• Problem requirements
Arrange every line of the data below as a Markdown table with two columns, "Row" for the line number and "Text" for the line itself. Leave out any blank lines.

[Excerpt from a data file]
┌──

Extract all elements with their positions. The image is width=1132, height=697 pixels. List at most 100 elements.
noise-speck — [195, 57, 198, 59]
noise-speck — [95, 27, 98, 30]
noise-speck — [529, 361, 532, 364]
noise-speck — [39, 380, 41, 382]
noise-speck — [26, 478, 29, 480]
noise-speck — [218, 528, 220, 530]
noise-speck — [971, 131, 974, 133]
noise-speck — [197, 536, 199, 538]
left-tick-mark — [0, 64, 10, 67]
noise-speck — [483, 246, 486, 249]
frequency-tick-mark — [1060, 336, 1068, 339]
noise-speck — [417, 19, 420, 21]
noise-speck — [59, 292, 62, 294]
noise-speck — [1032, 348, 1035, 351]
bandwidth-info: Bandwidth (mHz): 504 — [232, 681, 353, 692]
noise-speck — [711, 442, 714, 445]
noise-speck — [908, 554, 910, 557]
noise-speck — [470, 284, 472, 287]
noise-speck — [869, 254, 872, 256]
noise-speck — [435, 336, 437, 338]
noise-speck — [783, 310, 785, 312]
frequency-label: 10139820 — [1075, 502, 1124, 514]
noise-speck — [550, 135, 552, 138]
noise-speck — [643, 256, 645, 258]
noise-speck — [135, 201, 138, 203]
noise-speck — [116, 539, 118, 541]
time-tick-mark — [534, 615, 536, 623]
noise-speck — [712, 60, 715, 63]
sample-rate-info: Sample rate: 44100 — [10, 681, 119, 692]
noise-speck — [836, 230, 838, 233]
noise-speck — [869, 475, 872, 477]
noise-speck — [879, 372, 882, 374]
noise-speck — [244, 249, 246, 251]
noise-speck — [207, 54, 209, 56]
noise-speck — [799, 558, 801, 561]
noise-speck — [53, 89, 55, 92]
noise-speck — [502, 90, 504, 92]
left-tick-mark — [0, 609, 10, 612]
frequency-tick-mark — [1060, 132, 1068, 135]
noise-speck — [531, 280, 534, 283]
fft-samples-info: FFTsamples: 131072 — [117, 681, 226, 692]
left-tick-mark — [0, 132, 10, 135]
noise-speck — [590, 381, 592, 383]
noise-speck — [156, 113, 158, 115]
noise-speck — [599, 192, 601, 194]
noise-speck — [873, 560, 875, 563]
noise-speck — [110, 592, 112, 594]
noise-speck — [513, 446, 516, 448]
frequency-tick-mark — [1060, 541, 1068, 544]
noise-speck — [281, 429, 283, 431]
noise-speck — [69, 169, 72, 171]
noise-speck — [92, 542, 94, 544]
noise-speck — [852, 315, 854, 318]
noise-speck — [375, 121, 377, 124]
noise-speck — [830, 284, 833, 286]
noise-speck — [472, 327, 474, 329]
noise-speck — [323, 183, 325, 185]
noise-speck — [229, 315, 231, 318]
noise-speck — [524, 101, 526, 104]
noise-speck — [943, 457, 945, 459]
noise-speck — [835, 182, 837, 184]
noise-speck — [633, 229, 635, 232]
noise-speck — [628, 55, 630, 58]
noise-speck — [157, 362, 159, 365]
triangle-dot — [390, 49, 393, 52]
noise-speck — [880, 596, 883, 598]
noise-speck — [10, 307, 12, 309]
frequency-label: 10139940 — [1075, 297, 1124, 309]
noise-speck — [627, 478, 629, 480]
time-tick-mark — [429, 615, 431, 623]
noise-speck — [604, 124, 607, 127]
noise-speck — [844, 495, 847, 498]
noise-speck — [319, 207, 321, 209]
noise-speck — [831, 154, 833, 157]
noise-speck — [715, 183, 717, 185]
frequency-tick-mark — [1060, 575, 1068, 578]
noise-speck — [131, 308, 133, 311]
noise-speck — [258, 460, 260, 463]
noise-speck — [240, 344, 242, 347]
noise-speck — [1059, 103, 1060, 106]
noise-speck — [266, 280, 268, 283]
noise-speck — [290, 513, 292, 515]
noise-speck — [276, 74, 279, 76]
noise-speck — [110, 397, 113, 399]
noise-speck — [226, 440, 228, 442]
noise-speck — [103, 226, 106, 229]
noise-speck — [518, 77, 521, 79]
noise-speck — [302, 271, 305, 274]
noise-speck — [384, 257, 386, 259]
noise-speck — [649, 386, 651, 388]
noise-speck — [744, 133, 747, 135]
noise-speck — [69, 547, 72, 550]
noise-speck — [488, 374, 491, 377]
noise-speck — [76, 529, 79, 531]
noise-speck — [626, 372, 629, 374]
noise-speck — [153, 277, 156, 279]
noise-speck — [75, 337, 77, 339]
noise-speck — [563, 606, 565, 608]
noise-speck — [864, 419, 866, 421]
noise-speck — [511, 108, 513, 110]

└──

• Answer to this task
| Row | Text |
|---|---|
| 1 | Extract all elements with their positions. The image is width=1132, height=697 pixels. List at most 100 elements. |
| 2 | noise-speck — [195, 57, 198, 59] |
| 3 | noise-speck — [95, 27, 98, 30] |
| 4 | noise-speck — [529, 361, 532, 364] |
| 5 | noise-speck — [39, 380, 41, 382] |
| 6 | noise-speck — [26, 478, 29, 480] |
| 7 | noise-speck — [218, 528, 220, 530] |
| 8 | noise-speck — [971, 131, 974, 133] |
| 9 | noise-speck — [197, 536, 199, 538] |
| 10 | left-tick-mark — [0, 64, 10, 67] |
| 11 | noise-speck — [483, 246, 486, 249] |
| 12 | frequency-tick-mark — [1060, 336, 1068, 339] |
| 13 | noise-speck — [417, 19, 420, 21] |
| 14 | noise-speck — [59, 292, 62, 294] |
| 15 | noise-speck — [1032, 348, 1035, 351] |
| 16 | bandwidth-info: Bandwidth (mHz): 504 — [232, 681, 353, 692] |
| 17 | noise-speck — [711, 442, 714, 445] |
| 18 | noise-speck — [908, 554, 910, 557] |
| 19 | noise-speck — [470, 284, 472, 287] |
| 20 | noise-speck — [869, 254, 872, 256] |
| 21 | noise-speck — [435, 336, 437, 338] |
| 22 | noise-speck — [783, 310, 785, 312] |
| 23 | frequency-label: 10139820 — [1075, 502, 1124, 514] |
| 24 | noise-speck — [550, 135, 552, 138] |
| 25 | noise-speck — [643, 256, 645, 258] |
| 26 | noise-speck — [135, 201, 138, 203] |
| 27 | noise-speck — [116, 539, 118, 541] |
| 28 | time-tick-mark — [534, 615, 536, 623] |
| 29 | noise-speck — [712, 60, 715, 63] |
| 30 | sample-rate-info: Sample rate: 44100 — [10, 681, 119, 692] |
| 31 | noise-speck — [836, 230, 838, 233] |
| 32 | noise-speck — [869, 475, 872, 477] |
| 33 | noise-speck — [879, 372, 882, 374] |
| 34 | noise-speck — [244, 249, 246, 251] |
| 35 | noise-speck — [207, 54, 209, 56] |
| 36 | noise-speck — [799, 558, 801, 561] |
| 37 | noise-speck — [53, 89, 55, 92] |
| 38 | noise-speck — [502, 90, 504, 92] |
| 39 | left-tick-mark — [0, 609, 10, 612] |
| 40 | frequency-tick-mark — [1060, 132, 1068, 135] |
| 41 | noise-speck — [531, 280, 534, 283] |
| 42 | fft-samples-info: FFTsamples: 131072 — [117, 681, 226, 692] |
| 43 | left-tick-mark — [0, 132, 10, 135] |
| 44 | noise-speck — [590, 381, 592, 383] |
| 45 | noise-speck — [156, 113, 158, 115] |
| 46 | noise-speck — [599, 192, 601, 194] |
| 47 | noise-speck — [873, 560, 875, 563] |
| 48 | noise-speck — [110, 592, 112, 594] |
| 49 | noise-speck — [513, 446, 516, 448] |
| 50 | frequency-tick-mark — [1060, 541, 1068, 544] |
| 51 | noise-speck — [281, 429, 283, 431] |
| 52 | noise-speck — [69, 169, 72, 171] |
| 53 | noise-speck — [92, 542, 94, 544] |
| 54 | noise-speck — [852, 315, 854, 318] |
| 55 | noise-speck — [375, 121, 377, 124] |
| 56 | noise-speck — [830, 284, 833, 286] |
| 57 | noise-speck — [472, 327, 474, 329] |
| 58 | noise-speck — [323, 183, 325, 185] |
| 59 | noise-speck — [229, 315, 231, 318] |
| 60 | noise-speck — [524, 101, 526, 104] |
| 61 | noise-speck — [943, 457, 945, 459] |
| 62 | noise-speck — [835, 182, 837, 184] |
| 63 | noise-speck — [633, 229, 635, 232] |
| 64 | noise-speck — [628, 55, 630, 58] |
| 65 | noise-speck — [157, 362, 159, 365] |
| 66 | triangle-dot — [390, 49, 393, 52] |
| 67 | noise-speck — [880, 596, 883, 598] |
| 68 | noise-speck — [10, 307, 12, 309] |
| 69 | frequency-label: 10139940 — [1075, 297, 1124, 309] |
| 70 | noise-speck — [627, 478, 629, 480] |
| 71 | time-tick-mark — [429, 615, 431, 623] |
| 72 | noise-speck — [604, 124, 607, 127] |
| 73 | noise-speck — [844, 495, 847, 498] |
| 74 | noise-speck — [319, 207, 321, 209] |
| 75 | noise-speck — [831, 154, 833, 157] |
| 76 | noise-speck — [715, 183, 717, 185] |
| 77 | frequency-tick-mark — [1060, 575, 1068, 578] |
| 78 | noise-speck — [131, 308, 133, 311] |
| 79 | noise-speck — [258, 460, 260, 463] |
| 80 | noise-speck — [240, 344, 242, 347] |
| 81 | noise-speck — [1059, 103, 1060, 106] |
| 82 | noise-speck — [266, 280, 268, 283] |
| 83 | noise-speck — [290, 513, 292, 515] |
| 84 | noise-speck — [276, 74, 279, 76] |
| 85 | noise-speck — [110, 397, 113, 399] |
| 86 | noise-speck — [226, 440, 228, 442] |
| 87 | noise-speck — [103, 226, 106, 229] |
| 88 | noise-speck — [518, 77, 521, 79] |
| 89 | noise-speck — [302, 271, 305, 274] |
| 90 | noise-speck — [384, 257, 386, 259] |
| 91 | noise-speck — [649, 386, 651, 388] |
| 92 | noise-speck — [744, 133, 747, 135] |
| 93 | noise-speck — [69, 547, 72, 550] |
| 94 | noise-speck — [488, 374, 491, 377] |
| 95 | noise-speck — [76, 529, 79, 531] |
| 96 | noise-speck — [626, 372, 629, 374] |
| 97 | noise-speck — [153, 277, 156, 279] |
| 98 | noise-speck — [75, 337, 77, 339] |
| 99 | noise-speck — [563, 606, 565, 608] |
| 100 | noise-speck — [864, 419, 866, 421] |
| 101 | noise-speck — [511, 108, 513, 110] |